# [WHAT THE TASK ASKS]
Transcribe the entries exactly; images are not part of the copy.

Extracts from a graphics dataset:

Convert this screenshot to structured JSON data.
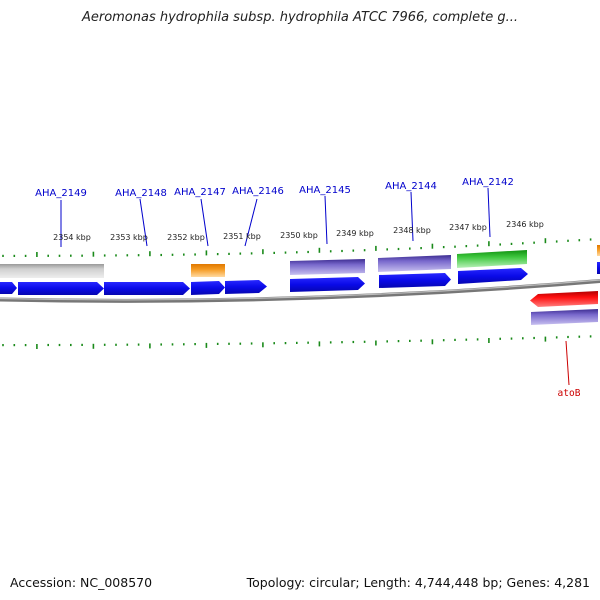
{
  "title": "Aeromonas hydrophila subsp. hydrophila ATCC 7966, complete g...",
  "footer": {
    "accession": "Accession: NC_008570",
    "summary": "Topology: circular; Length: 4,744,448 bp; Genes: 4,281"
  },
  "colors": {
    "cds": "#1010e0",
    "gray_feature": "#b8b8b8",
    "orange_feature": "#f0900a",
    "purple_feature": "#7060c8",
    "green_feature": "#30c030",
    "red_feature": "#e00000",
    "tick": "#1a8a1a",
    "backbone": "#888888",
    "label_blue": "#0000cc",
    "label_red": "#cc0000"
  },
  "scale_labels": [
    "2354 kbp",
    "2353 kbp",
    "2352 kbp",
    "2351 kbp",
    "2350 kbp",
    "2349 kbp",
    "2348 kbp",
    "2347 kbp",
    "2346 kbp"
  ],
  "gene_labels": [
    {
      "name": "AHA_2149",
      "color": "blue"
    },
    {
      "name": "AHA_2148",
      "color": "blue"
    },
    {
      "name": "AHA_2147",
      "color": "blue"
    },
    {
      "name": "AHA_2146",
      "color": "blue"
    },
    {
      "name": "AHA_2145",
      "color": "blue"
    },
    {
      "name": "AHA_2144",
      "color": "blue"
    },
    {
      "name": "AHA_2142",
      "color": "blue"
    },
    {
      "name": "atoB",
      "color": "red"
    }
  ]
}
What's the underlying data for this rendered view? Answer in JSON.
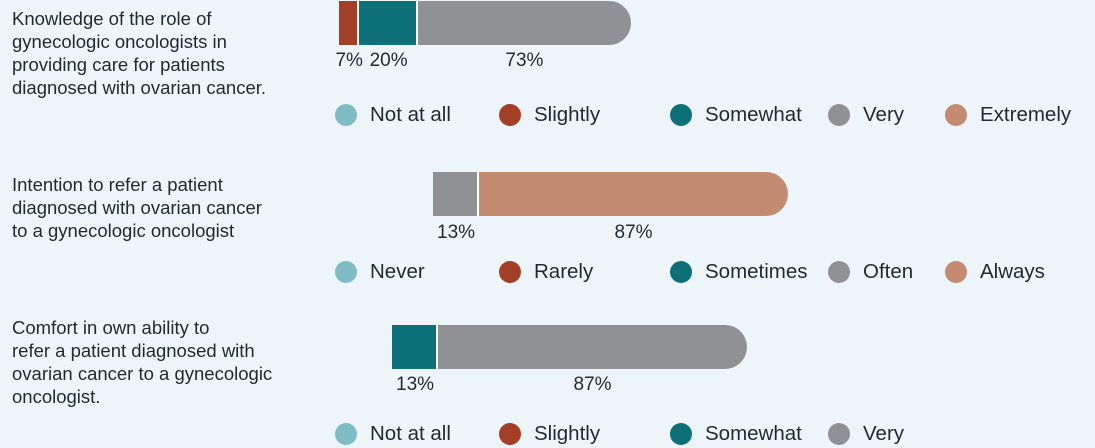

# [RESULT OF THE EXERCISE]
Convert this screenshot to structured JSON data.
{
  "title": "Aeromonas hydrophila subsp. hydrophila ATCC 7966, complete g...",
  "footer": {
    "accession": "Accession: NC_008570",
    "summary": "Topology: circular; Length: 4,744,448 bp; Genes: 4,281"
  },
  "colors": {
    "cds": "#1010e0",
    "gray_feature": "#b8b8b8",
    "orange_feature": "#f0900a",
    "purple_feature": "#7060c8",
    "green_feature": "#30c030",
    "red_feature": "#e00000",
    "tick": "#1a8a1a",
    "backbone": "#888888",
    "label_blue": "#0000cc",
    "label_red": "#cc0000"
  },
  "scale_labels": [
    "2354 kbp",
    "2353 kbp",
    "2352 kbp",
    "2351 kbp",
    "2350 kbp",
    "2349 kbp",
    "2348 kbp",
    "2347 kbp",
    "2346 kbp"
  ],
  "gene_labels": [
    {
      "name": "AHA_2149",
      "color": "blue"
    },
    {
      "name": "AHA_2148",
      "color": "blue"
    },
    {
      "name": "AHA_2147",
      "color": "blue"
    },
    {
      "name": "AHA_2146",
      "color": "blue"
    },
    {
      "name": "AHA_2145",
      "color": "blue"
    },
    {
      "name": "AHA_2144",
      "color": "blue"
    },
    {
      "name": "AHA_2142",
      "color": "blue"
    },
    {
      "name": "atoB",
      "color": "red"
    }
  ]
}
What's the underlying data for this rendered view? Answer in JSON.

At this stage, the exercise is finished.